# START OF RECORDS FOR THIS TASK

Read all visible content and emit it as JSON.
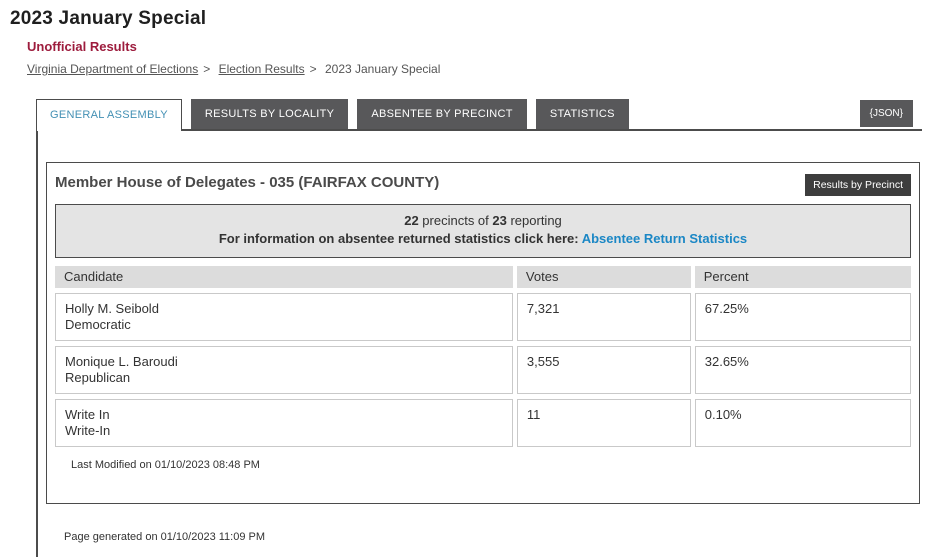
{
  "page": {
    "title": "2023 January Special",
    "subtitle": "Unofficial Results",
    "generated_note": "Page generated on 01/10/2023 11:09 PM"
  },
  "breadcrumb": {
    "separator": ">",
    "items": [
      {
        "label": "Virginia Department of Elections",
        "link": true
      },
      {
        "label": "Election Results",
        "link": true
      },
      {
        "label": "2023 January Special",
        "link": false
      }
    ]
  },
  "tabs": {
    "items": [
      {
        "label": "GENERAL ASSEMBLY",
        "active": true
      },
      {
        "label": "RESULTS BY LOCALITY",
        "active": false
      },
      {
        "label": "ABSENTEE BY PRECINCT",
        "active": false
      },
      {
        "label": "STATISTICS",
        "active": false
      }
    ],
    "json_button_label": "{JSON}"
  },
  "contest": {
    "title": "Member House of Delegates - 035 (FAIRFAX COUNTY)",
    "results_by_precinct_label": "Results by Precinct",
    "reporting": {
      "precincts_reporting": "22",
      "between_text": " precincts of ",
      "precincts_total": "23",
      "after_text": " reporting",
      "absentee_prefix": "For information on absentee returned statistics click here: ",
      "absentee_link_label": "Absentee Return Statistics"
    },
    "table": {
      "headers": [
        "Candidate",
        "Votes",
        "Percent"
      ],
      "rows": [
        {
          "candidate": "Holly M. Seibold",
          "party": "Democratic",
          "votes": "7,321",
          "percent": "67.25%"
        },
        {
          "candidate": "Monique L. Baroudi",
          "party": "Republican",
          "votes": "3,555",
          "percent": "32.65%"
        },
        {
          "candidate": "Write In",
          "party": "Write-In",
          "votes": "11",
          "percent": "0.10%"
        }
      ]
    },
    "last_modified": "Last Modified on 01/10/2023 08:48 PM"
  },
  "colors": {
    "maroon": "#9d1c3d",
    "link_blue": "#1b87c5",
    "tab_active_blue": "#4390b4",
    "tab_dark": "#58585a",
    "border_dark": "#4b4b4b",
    "box_gray": "#e4e4e4",
    "header_gray": "#dcdcdc"
  }
}
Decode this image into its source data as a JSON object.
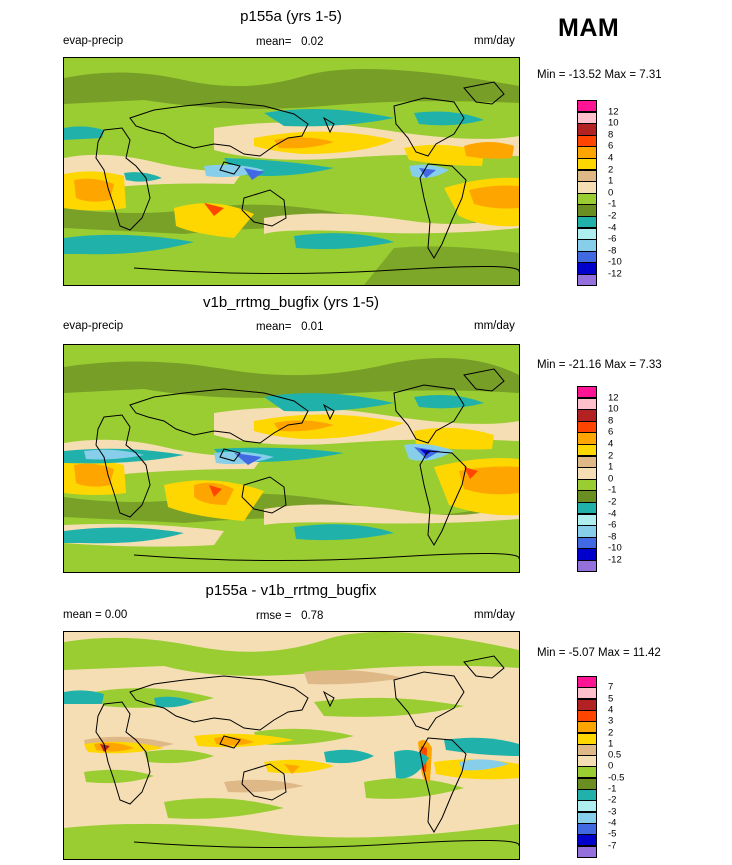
{
  "season_label": "MAM",
  "panels": [
    {
      "title": "p155a (yrs 1-5)",
      "left_label": "evap-precip",
      "mean_label": "mean=",
      "mean_value": "0.02",
      "units": "mm/day",
      "minmax": "Min = -13.52 Max =   7.31",
      "legend": {
        "colors": [
          "#ff1493",
          "#ffc0cb",
          "#b22222",
          "#ff4500",
          "#ffa500",
          "#ffd700",
          "#deb887",
          "#f5deb3",
          "#9acd32",
          "#6b8e23",
          "#20b2aa",
          "#afeeee",
          "#87ceeb",
          "#4169e1",
          "#0000cd",
          "#9370db"
        ],
        "labels": [
          "12",
          "10",
          "8",
          "6",
          "4",
          "2",
          "1",
          "0",
          "-1",
          "-2",
          "-4",
          "-6",
          "-8",
          "-10",
          "-12"
        ]
      }
    },
    {
      "title": "v1b_rrtmg_bugfix (yrs 1-5)",
      "left_label": "evap-precip",
      "mean_label": "mean=",
      "mean_value": "0.01",
      "units": "mm/day",
      "minmax": "Min = -21.16 Max =   7.33",
      "legend": {
        "colors": [
          "#ff1493",
          "#ffc0cb",
          "#b22222",
          "#ff4500",
          "#ffa500",
          "#ffd700",
          "#deb887",
          "#f5deb3",
          "#9acd32",
          "#6b8e23",
          "#20b2aa",
          "#afeeee",
          "#87ceeb",
          "#4169e1",
          "#0000cd",
          "#9370db"
        ],
        "labels": [
          "12",
          "10",
          "8",
          "6",
          "4",
          "2",
          "1",
          "0",
          "-1",
          "-2",
          "-4",
          "-6",
          "-8",
          "-10",
          "-12"
        ]
      }
    },
    {
      "title": "p155a - v1b_rrtmg_bugfix",
      "left_label": "mean =   0.00",
      "mean_label": "rmse =",
      "mean_value": "0.78",
      "units": "mm/day",
      "minmax": "Min =  -5.07 Max =  11.42",
      "legend": {
        "colors": [
          "#ff1493",
          "#ffc0cb",
          "#b22222",
          "#ff4500",
          "#ffa500",
          "#ffd700",
          "#deb887",
          "#f5deb3",
          "#9acd32",
          "#6b8e23",
          "#20b2aa",
          "#afeeee",
          "#87ceeb",
          "#4169e1",
          "#0000cd",
          "#9370db"
        ],
        "labels": [
          "7",
          "5",
          "4",
          "3",
          "2",
          "1",
          "0.5",
          "0",
          "-0.5",
          "-1",
          "-2",
          "-3",
          "-4",
          "-5",
          "-7"
        ]
      }
    }
  ]
}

# END OF RECORDS FOR THIS TASK

Quote the listing above in full, except for the pictures.

## EXERCISE RESULT
Read all visible content and emit it as JSON.
{
  "page": {
    "title": "2023 January Special",
    "subtitle": "Unofficial Results",
    "generated_note": "Page generated on 01/10/2023 11:09 PM"
  },
  "breadcrumb": {
    "separator": ">",
    "items": [
      {
        "label": "Virginia Department of Elections",
        "link": true
      },
      {
        "label": "Election Results",
        "link": true
      },
      {
        "label": "2023 January Special",
        "link": false
      }
    ]
  },
  "tabs": {
    "items": [
      {
        "label": "GENERAL ASSEMBLY",
        "active": true
      },
      {
        "label": "RESULTS BY LOCALITY",
        "active": false
      },
      {
        "label": "ABSENTEE BY PRECINCT",
        "active": false
      },
      {
        "label": "STATISTICS",
        "active": false
      }
    ],
    "json_button_label": "{JSON}"
  },
  "contest": {
    "title": "Member House of Delegates - 035 (FAIRFAX COUNTY)",
    "results_by_precinct_label": "Results by Precinct",
    "reporting": {
      "precincts_reporting": "22",
      "between_text": " precincts of ",
      "precincts_total": "23",
      "after_text": " reporting",
      "absentee_prefix": "For information on absentee returned statistics click here: ",
      "absentee_link_label": "Absentee Return Statistics"
    },
    "table": {
      "headers": [
        "Candidate",
        "Votes",
        "Percent"
      ],
      "rows": [
        {
          "candidate": "Holly M. Seibold",
          "party": "Democratic",
          "votes": "7,321",
          "percent": "67.25%"
        },
        {
          "candidate": "Monique L. Baroudi",
          "party": "Republican",
          "votes": "3,555",
          "percent": "32.65%"
        },
        {
          "candidate": "Write In",
          "party": "Write-In",
          "votes": "11",
          "percent": "0.10%"
        }
      ]
    },
    "last_modified": "Last Modified on 01/10/2023 08:48 PM"
  },
  "colors": {
    "maroon": "#9d1c3d",
    "link_blue": "#1b87c5",
    "tab_active_blue": "#4390b4",
    "tab_dark": "#58585a",
    "border_dark": "#4b4b4b",
    "box_gray": "#e4e4e4",
    "header_gray": "#dcdcdc"
  }
}
Decode this image into its source data as a JSON object.
{
  "season_label": "MAM",
  "panels": [
    {
      "title": "p155a (yrs 1-5)",
      "left_label": "evap-precip",
      "mean_label": "mean=",
      "mean_value": "0.02",
      "units": "mm/day",
      "minmax": "Min = -13.52 Max =   7.31",
      "legend": {
        "colors": [
          "#ff1493",
          "#ffc0cb",
          "#b22222",
          "#ff4500",
          "#ffa500",
          "#ffd700",
          "#deb887",
          "#f5deb3",
          "#9acd32",
          "#6b8e23",
          "#20b2aa",
          "#afeeee",
          "#87ceeb",
          "#4169e1",
          "#0000cd",
          "#9370db"
        ],
        "labels": [
          "12",
          "10",
          "8",
          "6",
          "4",
          "2",
          "1",
          "0",
          "-1",
          "-2",
          "-4",
          "-6",
          "-8",
          "-10",
          "-12"
        ]
      }
    },
    {
      "title": "v1b_rrtmg_bugfix (yrs 1-5)",
      "left_label": "evap-precip",
      "mean_label": "mean=",
      "mean_value": "0.01",
      "units": "mm/day",
      "minmax": "Min = -21.16 Max =   7.33",
      "legend": {
        "colors": [
          "#ff1493",
          "#ffc0cb",
          "#b22222",
          "#ff4500",
          "#ffa500",
          "#ffd700",
          "#deb887",
          "#f5deb3",
          "#9acd32",
          "#6b8e23",
          "#20b2aa",
          "#afeeee",
          "#87ceeb",
          "#4169e1",
          "#0000cd",
          "#9370db"
        ],
        "labels": [
          "12",
          "10",
          "8",
          "6",
          "4",
          "2",
          "1",
          "0",
          "-1",
          "-2",
          "-4",
          "-6",
          "-8",
          "-10",
          "-12"
        ]
      }
    },
    {
      "title": "p155a - v1b_rrtmg_bugfix",
      "left_label": "mean =   0.00",
      "mean_label": "rmse =",
      "mean_value": "0.78",
      "units": "mm/day",
      "minmax": "Min =  -5.07 Max =  11.42",
      "legend": {
        "colors": [
          "#ff1493",
          "#ffc0cb",
          "#b22222",
          "#ff4500",
          "#ffa500",
          "#ffd700",
          "#deb887",
          "#f5deb3",
          "#9acd32",
          "#6b8e23",
          "#20b2aa",
          "#afeeee",
          "#87ceeb",
          "#4169e1",
          "#0000cd",
          "#9370db"
        ],
        "labels": [
          "7",
          "5",
          "4",
          "3",
          "2",
          "1",
          "0.5",
          "0",
          "-0.5",
          "-1",
          "-2",
          "-3",
          "-4",
          "-5",
          "-7"
        ]
      }
    }
  ]
}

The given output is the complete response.